● WHAT IS BEING ASKED
Repeat the whole listing exactly.

** Begin RECORDS SHOWN **

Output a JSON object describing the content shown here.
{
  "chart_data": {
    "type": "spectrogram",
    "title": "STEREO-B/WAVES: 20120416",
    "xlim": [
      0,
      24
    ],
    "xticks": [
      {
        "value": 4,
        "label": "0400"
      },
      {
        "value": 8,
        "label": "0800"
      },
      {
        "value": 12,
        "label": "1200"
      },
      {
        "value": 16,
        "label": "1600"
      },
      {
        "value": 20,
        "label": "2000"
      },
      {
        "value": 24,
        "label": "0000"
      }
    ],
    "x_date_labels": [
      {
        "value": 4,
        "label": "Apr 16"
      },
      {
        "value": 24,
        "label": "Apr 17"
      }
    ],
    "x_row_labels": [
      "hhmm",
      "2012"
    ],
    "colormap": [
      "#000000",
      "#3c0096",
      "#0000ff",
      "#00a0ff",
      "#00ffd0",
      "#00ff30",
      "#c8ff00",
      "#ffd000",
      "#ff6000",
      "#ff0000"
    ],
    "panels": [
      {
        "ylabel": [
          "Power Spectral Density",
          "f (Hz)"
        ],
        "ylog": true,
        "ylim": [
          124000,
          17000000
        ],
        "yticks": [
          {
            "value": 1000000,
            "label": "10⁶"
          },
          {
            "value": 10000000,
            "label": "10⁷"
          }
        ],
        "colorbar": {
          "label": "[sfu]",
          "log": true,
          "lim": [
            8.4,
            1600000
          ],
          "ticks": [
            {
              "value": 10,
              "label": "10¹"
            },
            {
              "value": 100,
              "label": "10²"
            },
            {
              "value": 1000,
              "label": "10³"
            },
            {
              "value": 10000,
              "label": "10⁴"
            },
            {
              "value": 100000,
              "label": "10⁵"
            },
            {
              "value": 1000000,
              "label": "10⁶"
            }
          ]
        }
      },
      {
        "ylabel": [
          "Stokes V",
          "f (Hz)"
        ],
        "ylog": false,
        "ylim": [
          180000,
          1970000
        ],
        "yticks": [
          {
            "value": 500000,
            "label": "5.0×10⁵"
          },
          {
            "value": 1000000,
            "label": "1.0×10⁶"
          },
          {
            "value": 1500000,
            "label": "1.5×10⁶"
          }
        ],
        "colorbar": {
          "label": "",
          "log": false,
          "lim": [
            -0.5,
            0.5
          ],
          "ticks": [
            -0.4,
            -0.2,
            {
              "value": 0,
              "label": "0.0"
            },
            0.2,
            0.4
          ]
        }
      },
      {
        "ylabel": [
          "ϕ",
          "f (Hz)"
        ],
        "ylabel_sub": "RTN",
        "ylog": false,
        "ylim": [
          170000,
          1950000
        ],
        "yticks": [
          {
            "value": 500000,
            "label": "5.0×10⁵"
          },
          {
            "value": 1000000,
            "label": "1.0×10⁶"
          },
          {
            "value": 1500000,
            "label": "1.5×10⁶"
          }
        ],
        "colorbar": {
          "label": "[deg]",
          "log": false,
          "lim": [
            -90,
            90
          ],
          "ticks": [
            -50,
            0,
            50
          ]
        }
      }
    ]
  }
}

** End RECORDS SHOWN **

● TASK RESULT
Output a JSON object describing the content shown here.
{
  "chart_data": {
    "type": "spectrogram",
    "title": "STEREO-B/WAVES: 20120416",
    "xlim": [
      0,
      24
    ],
    "xticks": [
      {
        "value": 4,
        "label": "0400"
      },
      {
        "value": 8,
        "label": "0800"
      },
      {
        "value": 12,
        "label": "1200"
      },
      {
        "value": 16,
        "label": "1600"
      },
      {
        "value": 20,
        "label": "2000"
      },
      {
        "value": 24,
        "label": "0000"
      }
    ],
    "x_date_labels": [
      {
        "value": 4,
        "label": "Apr 16"
      },
      {
        "value": 24,
        "label": "Apr 17"
      }
    ],
    "x_row_labels": [
      "hhmm",
      "2012"
    ],
    "colormap": [
      "#000000",
      "#3c0096",
      "#0000ff",
      "#00a0ff",
      "#00ffd0",
      "#00ff30",
      "#c8ff00",
      "#ffd000",
      "#ff6000",
      "#ff0000"
    ],
    "panels": [
      {
        "ylabel": [
          "Power Spectral Density",
          "f (Hz)"
        ],
        "ylog": true,
        "ylim": [
          124000,
          17000000
        ],
        "yticks": [
          {
            "value": 1000000,
            "label": "10⁶"
          },
          {
            "value": 10000000,
            "label": "10⁷"
          }
        ],
        "colorbar": {
          "label": "[sfu]",
          "log": true,
          "lim": [
            8.4,
            1600000
          ],
          "ticks": [
            {
              "value": 10,
              "label": "10¹"
            },
            {
              "value": 100,
              "label": "10²"
            },
            {
              "value": 1000,
              "label": "10³"
            },
            {
              "value": 10000,
              "label": "10⁴"
            },
            {
              "value": 100000,
              "label": "10⁵"
            },
            {
              "value": 1000000,
              "label": "10⁶"
            }
          ]
        }
      },
      {
        "ylabel": [
          "Stokes V",
          "f (Hz)"
        ],
        "ylog": false,
        "ylim": [
          180000,
          1970000
        ],
        "yticks": [
          {
            "value": 500000,
            "label": "5.0×10⁵"
          },
          {
            "value": 1000000,
            "label": "1.0×10⁶"
          },
          {
            "value": 1500000,
            "label": "1.5×10⁶"
          }
        ],
        "colorbar": {
          "label": "",
          "log": false,
          "lim": [
            -0.5,
            0.5
          ],
          "ticks": [
            -0.4,
            -0.2,
            {
              "value": 0,
              "label": "0.0"
            },
            0.2,
            0.4
          ]
        }
      },
      {
        "ylabel": [
          "ϕ",
          "f (Hz)"
        ],
        "ylabel_sub": "RTN",
        "ylog": false,
        "ylim": [
          170000,
          1950000
        ],
        "yticks": [
          {
            "value": 500000,
            "label": "5.0×10⁵"
          },
          {
            "value": 1000000,
            "label": "1.0×10⁶"
          },
          {
            "value": 1500000,
            "label": "1.5×10⁶"
          }
        ],
        "colorbar": {
          "label": "[deg]",
          "log": false,
          "lim": [
            -90,
            90
          ],
          "ticks": [
            -50,
            0,
            50
          ]
        }
      }
    ]
  }
}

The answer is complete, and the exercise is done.